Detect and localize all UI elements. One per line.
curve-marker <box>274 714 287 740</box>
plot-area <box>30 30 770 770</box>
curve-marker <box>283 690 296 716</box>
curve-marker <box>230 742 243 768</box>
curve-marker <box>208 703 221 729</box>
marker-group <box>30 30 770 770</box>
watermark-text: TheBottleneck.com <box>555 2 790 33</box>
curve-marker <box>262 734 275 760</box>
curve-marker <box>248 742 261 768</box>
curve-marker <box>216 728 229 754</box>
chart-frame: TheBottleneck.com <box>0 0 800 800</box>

## WHAT THIS TASK INVOLVES:
Copy every line of the rows above word for word, leaving nothing out and changing nothing.

## TASK SOLUTION:
Detect and localize all UI elements. One per line.
curve-marker <box>274 714 287 740</box>
plot-area <box>30 30 770 770</box>
curve-marker <box>283 690 296 716</box>
curve-marker <box>230 742 243 768</box>
curve-marker <box>208 703 221 729</box>
marker-group <box>30 30 770 770</box>
watermark-text: TheBottleneck.com <box>555 2 790 33</box>
curve-marker <box>262 734 275 760</box>
curve-marker <box>248 742 261 768</box>
curve-marker <box>216 728 229 754</box>
chart-frame: TheBottleneck.com <box>0 0 800 800</box>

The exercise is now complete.